#### [TASK DESCRIPTION]
Restate the entries below word for word, omitting nothing.

#### [RECORD EXCERPTS]
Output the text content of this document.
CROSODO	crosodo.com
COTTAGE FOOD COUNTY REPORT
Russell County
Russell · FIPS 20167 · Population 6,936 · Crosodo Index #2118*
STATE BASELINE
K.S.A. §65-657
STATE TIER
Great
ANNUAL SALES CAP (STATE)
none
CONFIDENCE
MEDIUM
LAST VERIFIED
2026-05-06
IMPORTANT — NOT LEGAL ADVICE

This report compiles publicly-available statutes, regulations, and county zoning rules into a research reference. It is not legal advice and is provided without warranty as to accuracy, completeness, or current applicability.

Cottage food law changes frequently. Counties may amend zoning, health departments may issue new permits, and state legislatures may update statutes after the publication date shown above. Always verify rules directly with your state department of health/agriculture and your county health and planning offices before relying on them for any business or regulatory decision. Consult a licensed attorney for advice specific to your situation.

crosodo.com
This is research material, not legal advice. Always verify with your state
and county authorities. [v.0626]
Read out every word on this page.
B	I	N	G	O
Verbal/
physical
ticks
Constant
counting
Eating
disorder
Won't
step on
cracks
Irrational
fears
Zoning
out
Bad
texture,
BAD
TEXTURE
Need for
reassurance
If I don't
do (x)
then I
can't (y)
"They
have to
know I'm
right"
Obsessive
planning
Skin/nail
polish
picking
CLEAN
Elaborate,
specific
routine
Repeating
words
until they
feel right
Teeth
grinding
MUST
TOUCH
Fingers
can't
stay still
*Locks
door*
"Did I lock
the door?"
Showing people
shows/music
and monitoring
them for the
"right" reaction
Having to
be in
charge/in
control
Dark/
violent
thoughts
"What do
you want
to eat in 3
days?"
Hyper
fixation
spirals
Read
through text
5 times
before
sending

#### [SOLUTION FOR THIS TASK]
Output the text content of this document.
CROSODO	crosodo.com
COTTAGE FOOD COUNTY REPORT
Russell County
Russell · FIPS 20167 · Population 6,936 · Crosodo Index #2118*
STATE BASELINE
K.S.A. §65-657
STATE TIER
Great
ANNUAL SALES CAP (STATE)
none
CONFIDENCE
MEDIUM
LAST VERIFIED
2026-05-06
IMPORTANT — NOT LEGAL ADVICE

This report compiles publicly-available statutes, regulations, and county zoning rules into a research reference. It is not legal advice and is provided without warranty as to accuracy, completeness, or current applicability.

Cottage food law changes frequently. Counties may amend zoning, health departments may issue new permits, and state legislatures may update statutes after the publication date shown above. Always verify rules directly with your state department of health/agriculture and your county health and planning offices before relying on them for any business or regulatory decision. Consult a licensed attorney for advice specific to your situation.

crosodo.com
This is research material, not legal advice. Always verify with your state
and county authorities. [v.0626]
Read out every word on this page.
B	I	N	G	O
Verbal/
physical
ticks
Constant
counting
Eating
disorder
Won't
step on
cracks
Irrational
fears
Zoning
out
Bad
texture,
BAD
TEXTURE
Need for
reassurance
If I don't
do (x)
then I
can't (y)
"They
have to
know I'm
right"
Obsessive
planning
Skin/nail
polish
picking
CLEAN
Elaborate,
specific
routine
Repeating
words
until they
feel right
Teeth
grinding
MUST
TOUCH
Fingers
can't
stay still
*Locks
door*
"Did I lock
the door?"
Showing people
shows/music
and monitoring
them for the
"right" reaction
Having to
be in
charge/in
control
Dark/
violent
thoughts
"What do
you want
to eat in 3
days?"
Hyper
fixation
spirals
Read
through text
5 times
before
sending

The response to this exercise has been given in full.